### Listing
|---|
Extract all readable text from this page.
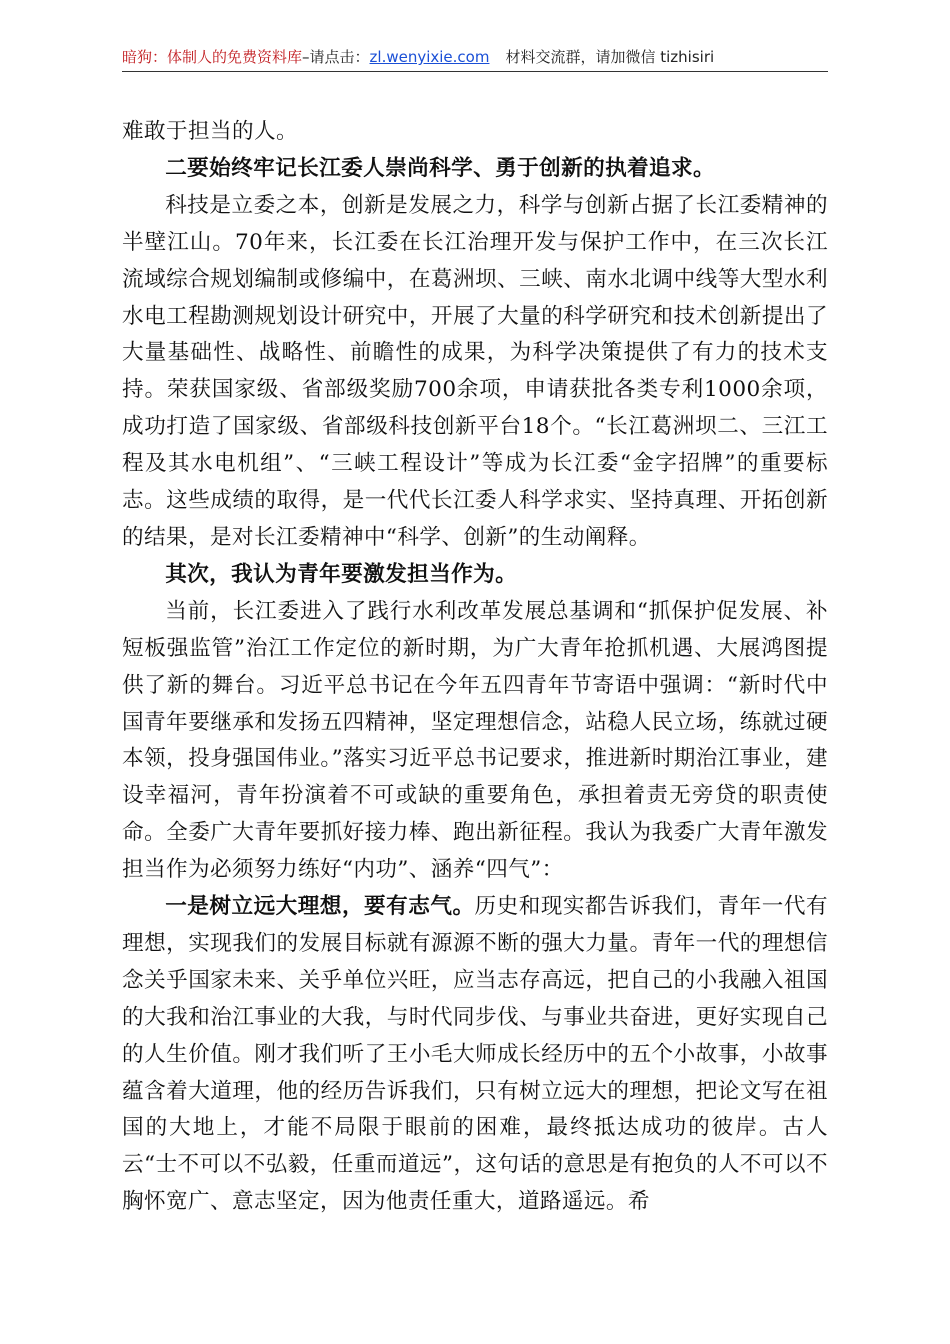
暗狗：体制人的免费资料库–请点击：zl.wenyixie.com 材料交流群，请加微信 tizhisiri

难敢于担当的人。

二要始终牢记长江委人崇尚科学、勇于创新的执着追求。

科技是立委之本，创新是发展之力，科学与创新占据了长江委精神的半壁江山。70年来，长江委在长江治理开发与保护工作中，在三次长江流域综合规划编制或修编中，在葛洲坝、三峡、南水北调中线等大型水利水电工程勘测规划设计研究中，开展了大量的科学研究和技术创新提出了大量基础性、战略性、前瞻性的成果，为科学决策提供了有力的技术支持。荣获国家级、省部级奖励700余项，申请获批各类专利1000余项，成功打造了国家级、省部级科技创新平台18个。“长江葛洲坝二、三江工程及其水电机组”、“三峡工程设计”等成为长江委“金字招牌”的重要标志。这些成绩的取得，是一代代长江委人科学求实、坚持真理、开拓创新的结果，是对长江委精神中“科学、创新”的生动阐释。

其次，我认为青年要激发担当作为。

当前，长江委进入了践行水利改革发展总基调和“抓保护促发展、补短板强监管”治江工作定位的新时期，为广大青年抢抓机遇、大展鸿图提供了新的舞台。习近平总书记在今年五四青年节寄语中强调：“新时代中国青年要继承和发扬五四精神，坚定理想信念，站稳人民立场，练就过硬本领，投身强国伟业。”落实习近平总书记要求，推进新时期治江事业，建设幸福河，青年扮演着不可或缺的重要角色，承担着责无旁贷的职责使命。全委广大青年要抓好接力棒、跑出新征程。我认为我委广大青年激发担当作为必须努力练好“内功”、涵养“四气”：

一是树立远大理想，要有志气。历史和现实都告诉我们，青年一代有理想，实现我们的发展目标就有源源不断的强大力量。青年一代的理想信念关乎国家未来、关乎单位兴旺，应当志存高远，把自己的小我融入祖国的大我和治江事业的大我，与时代同步伐、与事业共奋进，更好实现自己的人生价值。刚才我们听了王小毛大师成长经历中的五个小故事，小故事蕴含着大道理，他的经历告诉我们，只有树立远大的理想，把论文写在祖国的大地上，才能不局限于眼前的困难，最终抵达成功的彼岸。古人云“士不可以不弘毅，任重而道远”，这句话的意思是有抱负的人不可以不胸怀宽广、意志坚定，因为他责任重大，道路遥远。希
|---|
### Aim
Your copy of the data should match it exactly, except that pictures are left out.

### Finished answer
Extract all readable text from this page.
暗狗：体制人的免费资料库–请点击：zl.wenyixie.com 材料交流群，请加微信 tizhisiri

难敢于担当的人。

二要始终牢记长江委人崇尚科学、勇于创新的执着追求。

科技是立委之本，创新是发展之力，科学与创新占据了长江委精神的半壁江山。70年来，长江委在长江治理开发与保护工作中，在三次长江流域综合规划编制或修编中，在葛洲坝、三峡、南水北调中线等大型水利水电工程勘测规划设计研究中，开展了大量的科学研究和技术创新提出了大量基础性、战略性、前瞻性的成果，为科学决策提供了有力的技术支持。荣获国家级、省部级奖励700余项，申请获批各类专利1000余项，成功打造了国家级、省部级科技创新平台18个。“长江葛洲坝二、三江工程及其水电机组”、“三峡工程设计”等成为长江委“金字招牌”的重要标志。这些成绩的取得，是一代代长江委人科学求实、坚持真理、开拓创新的结果，是对长江委精神中“科学、创新”的生动阐释。

其次，我认为青年要激发担当作为。

当前，长江委进入了践行水利改革发展总基调和“抓保护促发展、补短板强监管”治江工作定位的新时期，为广大青年抢抓机遇、大展鸿图提供了新的舞台。习近平总书记在今年五四青年节寄语中强调：“新时代中国青年要继承和发扬五四精神，坚定理想信念，站稳人民立场，练就过硬本领，投身强国伟业。”落实习近平总书记要求，推进新时期治江事业，建设幸福河，青年扮演着不可或缺的重要角色，承担着责无旁贷的职责使命。全委广大青年要抓好接力棒、跑出新征程。我认为我委广大青年激发担当作为必须努力练好“内功”、涵养“四气”：

一是树立远大理想，要有志气。历史和现实都告诉我们，青年一代有理想，实现我们的发展目标就有源源不断的强大力量。青年一代的理想信念关乎国家未来、关乎单位兴旺，应当志存高远，把自己的小我融入祖国的大我和治江事业的大我，与时代同步伐、与事业共奋进，更好实现自己的人生价值。刚才我们听了王小毛大师成长经历中的五个小故事，小故事蕴含着大道理，他的经历告诉我们，只有树立远大的理想，把论文写在祖国的大地上，才能不局限于眼前的困难，最终抵达成功的彼岸。古人云“士不可以不弘毅，任重而道远”，这句话的意思是有抱负的人不可以不胸怀宽广、意志坚定，因为他责任重大，道路遥远。希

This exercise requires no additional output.